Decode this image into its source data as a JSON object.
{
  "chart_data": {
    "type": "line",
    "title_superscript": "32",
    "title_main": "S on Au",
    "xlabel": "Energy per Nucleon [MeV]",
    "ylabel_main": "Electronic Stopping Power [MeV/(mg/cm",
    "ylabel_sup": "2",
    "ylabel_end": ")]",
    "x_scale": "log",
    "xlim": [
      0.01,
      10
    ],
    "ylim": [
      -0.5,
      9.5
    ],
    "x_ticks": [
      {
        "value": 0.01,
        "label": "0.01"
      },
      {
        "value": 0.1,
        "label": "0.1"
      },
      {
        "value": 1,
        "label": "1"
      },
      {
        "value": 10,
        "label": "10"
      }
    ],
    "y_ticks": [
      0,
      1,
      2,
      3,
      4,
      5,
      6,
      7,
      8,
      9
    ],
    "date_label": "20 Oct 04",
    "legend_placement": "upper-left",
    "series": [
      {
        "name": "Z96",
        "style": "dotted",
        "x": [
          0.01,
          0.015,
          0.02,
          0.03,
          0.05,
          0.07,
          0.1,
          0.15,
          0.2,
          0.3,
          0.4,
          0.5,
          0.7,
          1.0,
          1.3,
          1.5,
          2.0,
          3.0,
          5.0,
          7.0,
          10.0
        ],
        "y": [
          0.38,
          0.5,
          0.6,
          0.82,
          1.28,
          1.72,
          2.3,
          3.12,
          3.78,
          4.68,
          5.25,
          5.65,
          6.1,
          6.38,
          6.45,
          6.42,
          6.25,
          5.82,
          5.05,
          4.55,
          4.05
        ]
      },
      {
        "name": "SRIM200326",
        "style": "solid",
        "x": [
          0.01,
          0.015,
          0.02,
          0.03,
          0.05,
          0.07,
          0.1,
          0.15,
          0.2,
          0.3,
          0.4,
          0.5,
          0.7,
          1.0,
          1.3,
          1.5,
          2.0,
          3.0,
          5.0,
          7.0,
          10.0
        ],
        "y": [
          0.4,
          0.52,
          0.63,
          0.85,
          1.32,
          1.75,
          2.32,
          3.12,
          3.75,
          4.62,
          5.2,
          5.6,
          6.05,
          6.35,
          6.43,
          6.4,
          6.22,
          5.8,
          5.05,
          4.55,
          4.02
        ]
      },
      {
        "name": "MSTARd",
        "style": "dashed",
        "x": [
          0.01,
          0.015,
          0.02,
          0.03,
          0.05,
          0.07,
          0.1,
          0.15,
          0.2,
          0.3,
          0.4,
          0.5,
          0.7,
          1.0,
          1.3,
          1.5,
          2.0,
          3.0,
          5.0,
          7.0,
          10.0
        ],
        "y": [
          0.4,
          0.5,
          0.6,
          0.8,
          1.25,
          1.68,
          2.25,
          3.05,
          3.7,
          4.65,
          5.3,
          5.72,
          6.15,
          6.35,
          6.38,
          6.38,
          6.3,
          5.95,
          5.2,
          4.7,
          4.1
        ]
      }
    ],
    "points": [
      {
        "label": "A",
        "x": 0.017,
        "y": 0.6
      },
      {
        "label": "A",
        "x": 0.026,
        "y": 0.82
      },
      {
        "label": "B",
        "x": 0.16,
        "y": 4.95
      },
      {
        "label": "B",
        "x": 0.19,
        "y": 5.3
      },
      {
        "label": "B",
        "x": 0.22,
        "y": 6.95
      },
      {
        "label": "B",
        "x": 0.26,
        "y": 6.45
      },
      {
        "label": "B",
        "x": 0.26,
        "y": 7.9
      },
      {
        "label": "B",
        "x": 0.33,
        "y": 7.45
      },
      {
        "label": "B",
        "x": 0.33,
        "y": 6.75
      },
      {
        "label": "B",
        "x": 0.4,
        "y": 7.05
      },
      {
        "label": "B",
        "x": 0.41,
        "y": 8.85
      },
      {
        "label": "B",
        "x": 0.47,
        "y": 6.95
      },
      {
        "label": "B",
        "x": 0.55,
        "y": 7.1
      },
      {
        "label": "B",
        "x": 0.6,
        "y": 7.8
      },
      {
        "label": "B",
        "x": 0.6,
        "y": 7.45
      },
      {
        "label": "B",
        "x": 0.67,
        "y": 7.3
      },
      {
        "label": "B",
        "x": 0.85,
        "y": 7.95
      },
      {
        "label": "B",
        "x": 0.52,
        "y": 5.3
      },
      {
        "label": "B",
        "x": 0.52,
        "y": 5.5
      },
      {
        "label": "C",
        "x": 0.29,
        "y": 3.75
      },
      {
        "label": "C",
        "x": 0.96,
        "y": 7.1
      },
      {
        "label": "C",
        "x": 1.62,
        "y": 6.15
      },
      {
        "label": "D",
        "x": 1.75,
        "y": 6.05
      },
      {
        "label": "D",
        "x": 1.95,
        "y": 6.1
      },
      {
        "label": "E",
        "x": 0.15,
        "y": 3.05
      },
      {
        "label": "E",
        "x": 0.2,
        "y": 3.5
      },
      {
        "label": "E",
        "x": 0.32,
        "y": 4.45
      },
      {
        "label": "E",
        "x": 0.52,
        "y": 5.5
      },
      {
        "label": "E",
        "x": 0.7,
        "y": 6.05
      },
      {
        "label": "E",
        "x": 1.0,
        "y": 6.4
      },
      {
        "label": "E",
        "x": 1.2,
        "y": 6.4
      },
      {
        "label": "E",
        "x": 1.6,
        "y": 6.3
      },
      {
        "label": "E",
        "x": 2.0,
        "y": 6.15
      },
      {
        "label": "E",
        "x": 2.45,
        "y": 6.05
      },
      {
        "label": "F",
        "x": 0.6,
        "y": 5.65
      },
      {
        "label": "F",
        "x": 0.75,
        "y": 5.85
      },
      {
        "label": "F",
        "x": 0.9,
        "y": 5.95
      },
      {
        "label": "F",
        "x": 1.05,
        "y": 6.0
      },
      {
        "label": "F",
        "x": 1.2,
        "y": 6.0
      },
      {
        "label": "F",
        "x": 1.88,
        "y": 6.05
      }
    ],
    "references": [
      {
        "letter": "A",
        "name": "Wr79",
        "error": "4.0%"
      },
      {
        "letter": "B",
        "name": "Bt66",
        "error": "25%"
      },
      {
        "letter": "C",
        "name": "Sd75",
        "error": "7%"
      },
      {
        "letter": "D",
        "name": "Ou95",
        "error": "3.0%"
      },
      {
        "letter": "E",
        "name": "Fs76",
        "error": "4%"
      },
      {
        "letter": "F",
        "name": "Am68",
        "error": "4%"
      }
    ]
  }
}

══════════

[Exercise details]:
Give an exact repetition of all the material.

[Answer to this problem]:
Decode this image into its source data as a JSON object.
{
  "chart_data": {
    "type": "line",
    "title_superscript": "32",
    "title_main": "S on Au",
    "xlabel": "Energy per Nucleon [MeV]",
    "ylabel_main": "Electronic Stopping Power [MeV/(mg/cm",
    "ylabel_sup": "2",
    "ylabel_end": ")]",
    "x_scale": "log",
    "xlim": [
      0.01,
      10
    ],
    "ylim": [
      -0.5,
      9.5
    ],
    "x_ticks": [
      {
        "value": 0.01,
        "label": "0.01"
      },
      {
        "value": 0.1,
        "label": "0.1"
      },
      {
        "value": 1,
        "label": "1"
      },
      {
        "value": 10,
        "label": "10"
      }
    ],
    "y_ticks": [
      0,
      1,
      2,
      3,
      4,
      5,
      6,
      7,
      8,
      9
    ],
    "date_label": "20 Oct 04",
    "legend_placement": "upper-left",
    "series": [
      {
        "name": "Z96",
        "style": "dotted",
        "x": [
          0.01,
          0.015,
          0.02,
          0.03,
          0.05,
          0.07,
          0.1,
          0.15,
          0.2,
          0.3,
          0.4,
          0.5,
          0.7,
          1.0,
          1.3,
          1.5,
          2.0,
          3.0,
          5.0,
          7.0,
          10.0
        ],
        "y": [
          0.38,
          0.5,
          0.6,
          0.82,
          1.28,
          1.72,
          2.3,
          3.12,
          3.78,
          4.68,
          5.25,
          5.65,
          6.1,
          6.38,
          6.45,
          6.42,
          6.25,
          5.82,
          5.05,
          4.55,
          4.05
        ]
      },
      {
        "name": "SRIM200326",
        "style": "solid",
        "x": [
          0.01,
          0.015,
          0.02,
          0.03,
          0.05,
          0.07,
          0.1,
          0.15,
          0.2,
          0.3,
          0.4,
          0.5,
          0.7,
          1.0,
          1.3,
          1.5,
          2.0,
          3.0,
          5.0,
          7.0,
          10.0
        ],
        "y": [
          0.4,
          0.52,
          0.63,
          0.85,
          1.32,
          1.75,
          2.32,
          3.12,
          3.75,
          4.62,
          5.2,
          5.6,
          6.05,
          6.35,
          6.43,
          6.4,
          6.22,
          5.8,
          5.05,
          4.55,
          4.02
        ]
      },
      {
        "name": "MSTARd",
        "style": "dashed",
        "x": [
          0.01,
          0.015,
          0.02,
          0.03,
          0.05,
          0.07,
          0.1,
          0.15,
          0.2,
          0.3,
          0.4,
          0.5,
          0.7,
          1.0,
          1.3,
          1.5,
          2.0,
          3.0,
          5.0,
          7.0,
          10.0
        ],
        "y": [
          0.4,
          0.5,
          0.6,
          0.8,
          1.25,
          1.68,
          2.25,
          3.05,
          3.7,
          4.65,
          5.3,
          5.72,
          6.15,
          6.35,
          6.38,
          6.38,
          6.3,
          5.95,
          5.2,
          4.7,
          4.1
        ]
      }
    ],
    "points": [
      {
        "label": "A",
        "x": 0.017,
        "y": 0.6
      },
      {
        "label": "A",
        "x": 0.026,
        "y": 0.82
      },
      {
        "label": "B",
        "x": 0.16,
        "y": 4.95
      },
      {
        "label": "B",
        "x": 0.19,
        "y": 5.3
      },
      {
        "label": "B",
        "x": 0.22,
        "y": 6.95
      },
      {
        "label": "B",
        "x": 0.26,
        "y": 6.45
      },
      {
        "label": "B",
        "x": 0.26,
        "y": 7.9
      },
      {
        "label": "B",
        "x": 0.33,
        "y": 7.45
      },
      {
        "label": "B",
        "x": 0.33,
        "y": 6.75
      },
      {
        "label": "B",
        "x": 0.4,
        "y": 7.05
      },
      {
        "label": "B",
        "x": 0.41,
        "y": 8.85
      },
      {
        "label": "B",
        "x": 0.47,
        "y": 6.95
      },
      {
        "label": "B",
        "x": 0.55,
        "y": 7.1
      },
      {
        "label": "B",
        "x": 0.6,
        "y": 7.8
      },
      {
        "label": "B",
        "x": 0.6,
        "y": 7.45
      },
      {
        "label": "B",
        "x": 0.67,
        "y": 7.3
      },
      {
        "label": "B",
        "x": 0.85,
        "y": 7.95
      },
      {
        "label": "B",
        "x": 0.52,
        "y": 5.3
      },
      {
        "label": "B",
        "x": 0.52,
        "y": 5.5
      },
      {
        "label": "C",
        "x": 0.29,
        "y": 3.75
      },
      {
        "label": "C",
        "x": 0.96,
        "y": 7.1
      },
      {
        "label": "C",
        "x": 1.62,
        "y": 6.15
      },
      {
        "label": "D",
        "x": 1.75,
        "y": 6.05
      },
      {
        "label": "D",
        "x": 1.95,
        "y": 6.1
      },
      {
        "label": "E",
        "x": 0.15,
        "y": 3.05
      },
      {
        "label": "E",
        "x": 0.2,
        "y": 3.5
      },
      {
        "label": "E",
        "x": 0.32,
        "y": 4.45
      },
      {
        "label": "E",
        "x": 0.52,
        "y": 5.5
      },
      {
        "label": "E",
        "x": 0.7,
        "y": 6.05
      },
      {
        "label": "E",
        "x": 1.0,
        "y": 6.4
      },
      {
        "label": "E",
        "x": 1.2,
        "y": 6.4
      },
      {
        "label": "E",
        "x": 1.6,
        "y": 6.3
      },
      {
        "label": "E",
        "x": 2.0,
        "y": 6.15
      },
      {
        "label": "E",
        "x": 2.45,
        "y": 6.05
      },
      {
        "label": "F",
        "x": 0.6,
        "y": 5.65
      },
      {
        "label": "F",
        "x": 0.75,
        "y": 5.85
      },
      {
        "label": "F",
        "x": 0.9,
        "y": 5.95
      },
      {
        "label": "F",
        "x": 1.05,
        "y": 6.0
      },
      {
        "label": "F",
        "x": 1.2,
        "y": 6.0
      },
      {
        "label": "F",
        "x": 1.88,
        "y": 6.05
      }
    ],
    "references": [
      {
        "letter": "A",
        "name": "Wr79",
        "error": "4.0%"
      },
      {
        "letter": "B",
        "name": "Bt66",
        "error": "25%"
      },
      {
        "letter": "C",
        "name": "Sd75",
        "error": "7%"
      },
      {
        "letter": "D",
        "name": "Ou95",
        "error": "3.0%"
      },
      {
        "letter": "E",
        "name": "Fs76",
        "error": "4%"
      },
      {
        "letter": "F",
        "name": "Am68",
        "error": "4%"
      }
    ]
  }
}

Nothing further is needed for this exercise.